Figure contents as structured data
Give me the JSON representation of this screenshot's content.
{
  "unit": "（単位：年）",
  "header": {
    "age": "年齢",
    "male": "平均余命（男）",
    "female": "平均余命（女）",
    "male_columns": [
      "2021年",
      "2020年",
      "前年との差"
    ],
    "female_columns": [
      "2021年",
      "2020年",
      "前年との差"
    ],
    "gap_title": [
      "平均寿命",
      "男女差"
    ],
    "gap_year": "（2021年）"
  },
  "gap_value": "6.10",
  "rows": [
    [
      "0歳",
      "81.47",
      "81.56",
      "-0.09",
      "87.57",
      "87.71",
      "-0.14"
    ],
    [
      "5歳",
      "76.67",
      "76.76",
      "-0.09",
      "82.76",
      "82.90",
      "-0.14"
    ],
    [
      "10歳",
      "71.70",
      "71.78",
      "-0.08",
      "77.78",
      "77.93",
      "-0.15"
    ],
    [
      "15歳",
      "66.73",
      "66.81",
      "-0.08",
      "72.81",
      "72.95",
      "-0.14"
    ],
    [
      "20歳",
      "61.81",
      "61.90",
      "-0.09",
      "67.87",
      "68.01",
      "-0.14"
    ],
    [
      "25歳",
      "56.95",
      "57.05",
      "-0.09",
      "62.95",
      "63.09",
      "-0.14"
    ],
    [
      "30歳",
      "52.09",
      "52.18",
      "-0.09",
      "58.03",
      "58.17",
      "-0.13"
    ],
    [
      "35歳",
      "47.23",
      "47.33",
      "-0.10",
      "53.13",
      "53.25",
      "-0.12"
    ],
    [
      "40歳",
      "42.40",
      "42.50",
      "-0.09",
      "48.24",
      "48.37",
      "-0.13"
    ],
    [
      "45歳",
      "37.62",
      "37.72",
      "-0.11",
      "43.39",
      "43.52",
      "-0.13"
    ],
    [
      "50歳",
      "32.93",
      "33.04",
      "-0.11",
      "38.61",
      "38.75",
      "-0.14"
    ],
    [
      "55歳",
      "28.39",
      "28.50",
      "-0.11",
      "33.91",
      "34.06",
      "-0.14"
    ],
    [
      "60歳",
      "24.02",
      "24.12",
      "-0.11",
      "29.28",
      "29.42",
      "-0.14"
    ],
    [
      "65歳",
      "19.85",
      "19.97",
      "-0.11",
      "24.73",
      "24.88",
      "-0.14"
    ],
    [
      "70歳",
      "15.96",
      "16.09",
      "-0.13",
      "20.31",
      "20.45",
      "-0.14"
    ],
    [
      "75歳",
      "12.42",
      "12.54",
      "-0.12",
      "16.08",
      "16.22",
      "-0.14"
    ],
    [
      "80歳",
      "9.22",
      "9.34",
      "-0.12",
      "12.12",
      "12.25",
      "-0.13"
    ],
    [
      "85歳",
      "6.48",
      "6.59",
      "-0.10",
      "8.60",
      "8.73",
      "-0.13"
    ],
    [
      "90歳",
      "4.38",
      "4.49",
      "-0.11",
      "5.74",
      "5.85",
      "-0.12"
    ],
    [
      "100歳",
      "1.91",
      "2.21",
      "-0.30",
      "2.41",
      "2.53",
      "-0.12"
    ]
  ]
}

■ **TASK BRIEF**: Quote the listing in full, please, keeping every line exact.

■ **EXERCISE RESULT**:
Give me the JSON representation of this screenshot's content.
{
  "unit": "（単位：年）",
  "header": {
    "age": "年齢",
    "male": "平均余命（男）",
    "female": "平均余命（女）",
    "male_columns": [
      "2021年",
      "2020年",
      "前年との差"
    ],
    "female_columns": [
      "2021年",
      "2020年",
      "前年との差"
    ],
    "gap_title": [
      "平均寿命",
      "男女差"
    ],
    "gap_year": "（2021年）"
  },
  "gap_value": "6.10",
  "rows": [
    [
      "0歳",
      "81.47",
      "81.56",
      "-0.09",
      "87.57",
      "87.71",
      "-0.14"
    ],
    [
      "5歳",
      "76.67",
      "76.76",
      "-0.09",
      "82.76",
      "82.90",
      "-0.14"
    ],
    [
      "10歳",
      "71.70",
      "71.78",
      "-0.08",
      "77.78",
      "77.93",
      "-0.15"
    ],
    [
      "15歳",
      "66.73",
      "66.81",
      "-0.08",
      "72.81",
      "72.95",
      "-0.14"
    ],
    [
      "20歳",
      "61.81",
      "61.90",
      "-0.09",
      "67.87",
      "68.01",
      "-0.14"
    ],
    [
      "25歳",
      "56.95",
      "57.05",
      "-0.09",
      "62.95",
      "63.09",
      "-0.14"
    ],
    [
      "30歳",
      "52.09",
      "52.18",
      "-0.09",
      "58.03",
      "58.17",
      "-0.13"
    ],
    [
      "35歳",
      "47.23",
      "47.33",
      "-0.10",
      "53.13",
      "53.25",
      "-0.12"
    ],
    [
      "40歳",
      "42.40",
      "42.50",
      "-0.09",
      "48.24",
      "48.37",
      "-0.13"
    ],
    [
      "45歳",
      "37.62",
      "37.72",
      "-0.11",
      "43.39",
      "43.52",
      "-0.13"
    ],
    [
      "50歳",
      "32.93",
      "33.04",
      "-0.11",
      "38.61",
      "38.75",
      "-0.14"
    ],
    [
      "55歳",
      "28.39",
      "28.50",
      "-0.11",
      "33.91",
      "34.06",
      "-0.14"
    ],
    [
      "60歳",
      "24.02",
      "24.12",
      "-0.11",
      "29.28",
      "29.42",
      "-0.14"
    ],
    [
      "65歳",
      "19.85",
      "19.97",
      "-0.11",
      "24.73",
      "24.88",
      "-0.14"
    ],
    [
      "70歳",
      "15.96",
      "16.09",
      "-0.13",
      "20.31",
      "20.45",
      "-0.14"
    ],
    [
      "75歳",
      "12.42",
      "12.54",
      "-0.12",
      "16.08",
      "16.22",
      "-0.14"
    ],
    [
      "80歳",
      "9.22",
      "9.34",
      "-0.12",
      "12.12",
      "12.25",
      "-0.13"
    ],
    [
      "85歳",
      "6.48",
      "6.59",
      "-0.10",
      "8.60",
      "8.73",
      "-0.13"
    ],
    [
      "90歳",
      "4.38",
      "4.49",
      "-0.11",
      "5.74",
      "5.85",
      "-0.12"
    ],
    [
      "100歳",
      "1.91",
      "2.21",
      "-0.30",
      "2.41",
      "2.53",
      "-0.12"
    ]
  ]
}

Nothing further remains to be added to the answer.